— START OF EXERCISE MATERIALS —

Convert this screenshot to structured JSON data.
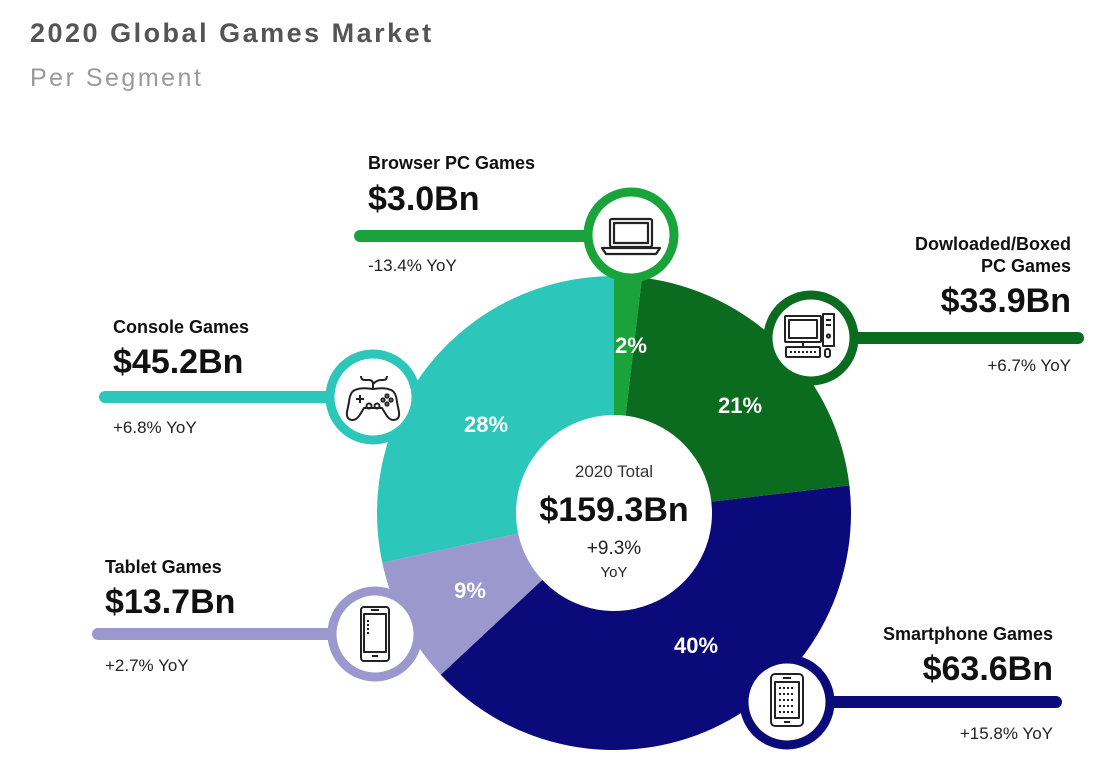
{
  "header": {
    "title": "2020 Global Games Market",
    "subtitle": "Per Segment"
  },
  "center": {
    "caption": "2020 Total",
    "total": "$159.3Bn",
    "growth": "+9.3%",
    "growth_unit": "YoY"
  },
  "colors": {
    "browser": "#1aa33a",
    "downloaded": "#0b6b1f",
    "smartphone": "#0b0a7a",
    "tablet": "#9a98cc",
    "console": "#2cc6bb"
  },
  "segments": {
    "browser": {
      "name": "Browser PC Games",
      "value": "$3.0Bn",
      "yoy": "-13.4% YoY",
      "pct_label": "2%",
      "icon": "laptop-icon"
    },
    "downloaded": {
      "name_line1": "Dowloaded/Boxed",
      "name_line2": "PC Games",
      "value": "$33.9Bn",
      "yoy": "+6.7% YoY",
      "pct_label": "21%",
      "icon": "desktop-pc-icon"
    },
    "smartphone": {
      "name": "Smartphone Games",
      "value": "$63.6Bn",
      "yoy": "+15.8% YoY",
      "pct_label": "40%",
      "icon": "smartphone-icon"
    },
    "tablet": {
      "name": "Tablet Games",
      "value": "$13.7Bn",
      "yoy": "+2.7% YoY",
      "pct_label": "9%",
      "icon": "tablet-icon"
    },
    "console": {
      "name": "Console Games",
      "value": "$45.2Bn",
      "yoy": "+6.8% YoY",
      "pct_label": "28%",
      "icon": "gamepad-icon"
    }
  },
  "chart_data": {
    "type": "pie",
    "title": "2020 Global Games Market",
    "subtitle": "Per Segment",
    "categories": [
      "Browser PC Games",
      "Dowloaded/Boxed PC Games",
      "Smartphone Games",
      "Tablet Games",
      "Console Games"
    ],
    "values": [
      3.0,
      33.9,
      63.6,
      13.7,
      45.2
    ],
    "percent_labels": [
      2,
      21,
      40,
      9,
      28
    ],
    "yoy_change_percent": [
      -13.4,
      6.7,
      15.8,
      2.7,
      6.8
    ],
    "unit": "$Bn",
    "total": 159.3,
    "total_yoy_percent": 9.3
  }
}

— END OF EXERCISE MATERIALS —
— START OF EXERCISE MATERIALS —

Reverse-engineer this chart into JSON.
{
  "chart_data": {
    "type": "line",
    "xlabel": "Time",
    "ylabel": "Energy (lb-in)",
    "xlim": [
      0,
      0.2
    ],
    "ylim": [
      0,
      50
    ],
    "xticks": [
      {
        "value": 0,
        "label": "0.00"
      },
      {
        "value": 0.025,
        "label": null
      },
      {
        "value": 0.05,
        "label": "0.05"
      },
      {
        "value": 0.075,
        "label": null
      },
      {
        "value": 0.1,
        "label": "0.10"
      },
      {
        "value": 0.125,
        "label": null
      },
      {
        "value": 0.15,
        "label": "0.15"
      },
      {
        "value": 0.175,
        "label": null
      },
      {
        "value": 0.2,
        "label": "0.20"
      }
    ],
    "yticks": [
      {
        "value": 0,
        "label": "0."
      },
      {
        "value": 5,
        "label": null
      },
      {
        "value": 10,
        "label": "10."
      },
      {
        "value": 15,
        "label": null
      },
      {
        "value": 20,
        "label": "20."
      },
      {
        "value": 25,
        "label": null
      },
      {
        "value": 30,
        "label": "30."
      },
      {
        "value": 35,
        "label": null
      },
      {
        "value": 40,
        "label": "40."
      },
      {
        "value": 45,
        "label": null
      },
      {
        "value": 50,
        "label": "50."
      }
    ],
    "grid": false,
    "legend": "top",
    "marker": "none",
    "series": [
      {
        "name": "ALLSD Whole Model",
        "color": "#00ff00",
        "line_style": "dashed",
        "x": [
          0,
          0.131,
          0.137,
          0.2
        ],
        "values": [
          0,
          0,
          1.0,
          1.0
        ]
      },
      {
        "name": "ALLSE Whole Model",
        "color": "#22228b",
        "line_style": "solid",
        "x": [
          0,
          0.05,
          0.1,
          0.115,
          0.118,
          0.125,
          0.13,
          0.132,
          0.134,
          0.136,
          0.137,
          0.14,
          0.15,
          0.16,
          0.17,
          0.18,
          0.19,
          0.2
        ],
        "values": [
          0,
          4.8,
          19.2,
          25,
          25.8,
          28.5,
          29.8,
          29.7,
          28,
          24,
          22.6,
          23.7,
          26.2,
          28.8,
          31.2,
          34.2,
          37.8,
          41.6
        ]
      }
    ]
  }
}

— END OF EXERCISE MATERIALS —

→ **PROBLEM STATEMENT**: Scan the listing above for the word "subtitle" and show each line where it is found.

→ **FULL ANSWER**:
    "subtitle": "Per Segment"
    "subtitle": "Per Segment",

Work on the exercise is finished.